↓↓↓

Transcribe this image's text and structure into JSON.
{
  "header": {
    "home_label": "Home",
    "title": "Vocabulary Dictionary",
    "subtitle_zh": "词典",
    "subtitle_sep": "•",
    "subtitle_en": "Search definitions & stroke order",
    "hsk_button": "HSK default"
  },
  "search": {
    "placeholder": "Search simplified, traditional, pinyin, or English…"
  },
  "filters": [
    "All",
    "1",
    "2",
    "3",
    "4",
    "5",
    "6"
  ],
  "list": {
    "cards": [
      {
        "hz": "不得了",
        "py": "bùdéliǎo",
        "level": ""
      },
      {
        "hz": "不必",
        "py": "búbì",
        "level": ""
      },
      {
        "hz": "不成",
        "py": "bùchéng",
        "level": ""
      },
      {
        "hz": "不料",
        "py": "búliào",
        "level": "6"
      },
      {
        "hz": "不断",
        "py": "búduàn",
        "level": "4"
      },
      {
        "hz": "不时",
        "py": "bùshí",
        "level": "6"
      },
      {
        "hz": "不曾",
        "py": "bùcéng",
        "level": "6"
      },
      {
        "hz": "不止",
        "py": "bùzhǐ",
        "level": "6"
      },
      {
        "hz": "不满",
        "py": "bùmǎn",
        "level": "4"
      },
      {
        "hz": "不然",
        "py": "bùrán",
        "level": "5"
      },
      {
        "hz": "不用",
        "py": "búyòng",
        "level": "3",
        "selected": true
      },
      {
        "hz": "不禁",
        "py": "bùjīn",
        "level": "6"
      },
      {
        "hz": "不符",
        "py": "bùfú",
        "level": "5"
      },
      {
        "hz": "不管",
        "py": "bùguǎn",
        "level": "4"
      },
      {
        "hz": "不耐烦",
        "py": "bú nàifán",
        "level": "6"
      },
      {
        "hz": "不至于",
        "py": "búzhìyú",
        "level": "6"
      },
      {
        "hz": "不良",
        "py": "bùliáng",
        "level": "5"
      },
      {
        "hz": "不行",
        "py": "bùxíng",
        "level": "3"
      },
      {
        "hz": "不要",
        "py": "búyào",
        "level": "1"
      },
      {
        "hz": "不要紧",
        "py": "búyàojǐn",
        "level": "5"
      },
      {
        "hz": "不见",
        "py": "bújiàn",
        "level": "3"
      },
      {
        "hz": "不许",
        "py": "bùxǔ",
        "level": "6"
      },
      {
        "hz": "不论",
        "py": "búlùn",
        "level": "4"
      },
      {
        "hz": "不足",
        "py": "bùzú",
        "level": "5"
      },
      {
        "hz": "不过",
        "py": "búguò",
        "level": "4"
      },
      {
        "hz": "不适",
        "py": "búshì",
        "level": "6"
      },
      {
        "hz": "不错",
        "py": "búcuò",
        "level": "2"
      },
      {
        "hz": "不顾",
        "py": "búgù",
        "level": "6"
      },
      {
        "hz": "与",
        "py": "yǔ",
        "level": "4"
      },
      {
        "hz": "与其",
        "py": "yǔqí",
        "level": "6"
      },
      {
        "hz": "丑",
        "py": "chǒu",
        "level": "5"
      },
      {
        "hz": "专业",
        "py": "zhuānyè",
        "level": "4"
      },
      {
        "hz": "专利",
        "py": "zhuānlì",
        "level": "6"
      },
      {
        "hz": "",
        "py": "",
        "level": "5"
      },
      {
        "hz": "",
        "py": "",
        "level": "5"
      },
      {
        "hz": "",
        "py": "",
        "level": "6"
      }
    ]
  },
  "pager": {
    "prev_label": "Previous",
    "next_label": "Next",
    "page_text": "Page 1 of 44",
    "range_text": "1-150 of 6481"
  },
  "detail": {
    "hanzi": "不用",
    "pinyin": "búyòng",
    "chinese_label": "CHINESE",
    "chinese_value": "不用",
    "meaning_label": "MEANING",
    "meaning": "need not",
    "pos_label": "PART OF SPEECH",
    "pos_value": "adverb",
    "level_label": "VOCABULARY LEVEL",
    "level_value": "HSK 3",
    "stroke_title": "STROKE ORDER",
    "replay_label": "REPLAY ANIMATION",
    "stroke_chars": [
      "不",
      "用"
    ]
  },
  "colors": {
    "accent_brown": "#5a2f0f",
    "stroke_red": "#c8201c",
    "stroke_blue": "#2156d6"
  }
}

↑↑↑

DIRECTIONS: Repeat back the data above, exact to the last character.

TASK RESULT:
Transcribe this image's text and structure into JSON.
{
  "header": {
    "home_label": "Home",
    "title": "Vocabulary Dictionary",
    "subtitle_zh": "词典",
    "subtitle_sep": "•",
    "subtitle_en": "Search definitions & stroke order",
    "hsk_button": "HSK default"
  },
  "search": {
    "placeholder": "Search simplified, traditional, pinyin, or English…"
  },
  "filters": [
    "All",
    "1",
    "2",
    "3",
    "4",
    "5",
    "6"
  ],
  "list": {
    "cards": [
      {
        "hz": "不得了",
        "py": "bùdéliǎo",
        "level": ""
      },
      {
        "hz": "不必",
        "py": "búbì",
        "level": ""
      },
      {
        "hz": "不成",
        "py": "bùchéng",
        "level": ""
      },
      {
        "hz": "不料",
        "py": "búliào",
        "level": "6"
      },
      {
        "hz": "不断",
        "py": "búduàn",
        "level": "4"
      },
      {
        "hz": "不时",
        "py": "bùshí",
        "level": "6"
      },
      {
        "hz": "不曾",
        "py": "bùcéng",
        "level": "6"
      },
      {
        "hz": "不止",
        "py": "bùzhǐ",
        "level": "6"
      },
      {
        "hz": "不满",
        "py": "bùmǎn",
        "level": "4"
      },
      {
        "hz": "不然",
        "py": "bùrán",
        "level": "5"
      },
      {
        "hz": "不用",
        "py": "búyòng",
        "level": "3",
        "selected": true
      },
      {
        "hz": "不禁",
        "py": "bùjīn",
        "level": "6"
      },
      {
        "hz": "不符",
        "py": "bùfú",
        "level": "5"
      },
      {
        "hz": "不管",
        "py": "bùguǎn",
        "level": "4"
      },
      {
        "hz": "不耐烦",
        "py": "bú nàifán",
        "level": "6"
      },
      {
        "hz": "不至于",
        "py": "búzhìyú",
        "level": "6"
      },
      {
        "hz": "不良",
        "py": "bùliáng",
        "level": "5"
      },
      {
        "hz": "不行",
        "py": "bùxíng",
        "level": "3"
      },
      {
        "hz": "不要",
        "py": "búyào",
        "level": "1"
      },
      {
        "hz": "不要紧",
        "py": "búyàojǐn",
        "level": "5"
      },
      {
        "hz": "不见",
        "py": "bújiàn",
        "level": "3"
      },
      {
        "hz": "不许",
        "py": "bùxǔ",
        "level": "6"
      },
      {
        "hz": "不论",
        "py": "búlùn",
        "level": "4"
      },
      {
        "hz": "不足",
        "py": "bùzú",
        "level": "5"
      },
      {
        "hz": "不过",
        "py": "búguò",
        "level": "4"
      },
      {
        "hz": "不适",
        "py": "búshì",
        "level": "6"
      },
      {
        "hz": "不错",
        "py": "búcuò",
        "level": "2"
      },
      {
        "hz": "不顾",
        "py": "búgù",
        "level": "6"
      },
      {
        "hz": "与",
        "py": "yǔ",
        "level": "4"
      },
      {
        "hz": "与其",
        "py": "yǔqí",
        "level": "6"
      },
      {
        "hz": "丑",
        "py": "chǒu",
        "level": "5"
      },
      {
        "hz": "专业",
        "py": "zhuānyè",
        "level": "4"
      },
      {
        "hz": "专利",
        "py": "zhuānlì",
        "level": "6"
      },
      {
        "hz": "",
        "py": "",
        "level": "5"
      },
      {
        "hz": "",
        "py": "",
        "level": "5"
      },
      {
        "hz": "",
        "py": "",
        "level": "6"
      }
    ]
  },
  "pager": {
    "prev_label": "Previous",
    "next_label": "Next",
    "page_text": "Page 1 of 44",
    "range_text": "1-150 of 6481"
  },
  "detail": {
    "hanzi": "不用",
    "pinyin": "búyòng",
    "chinese_label": "CHINESE",
    "chinese_value": "不用",
    "meaning_label": "MEANING",
    "meaning": "need not",
    "pos_label": "PART OF SPEECH",
    "pos_value": "adverb",
    "level_label": "VOCABULARY LEVEL",
    "level_value": "HSK 3",
    "stroke_title": "STROKE ORDER",
    "replay_label": "REPLAY ANIMATION",
    "stroke_chars": [
      "不",
      "用"
    ]
  },
  "colors": {
    "accent_brown": "#5a2f0f",
    "stroke_red": "#c8201c",
    "stroke_blue": "#2156d6"
  }
}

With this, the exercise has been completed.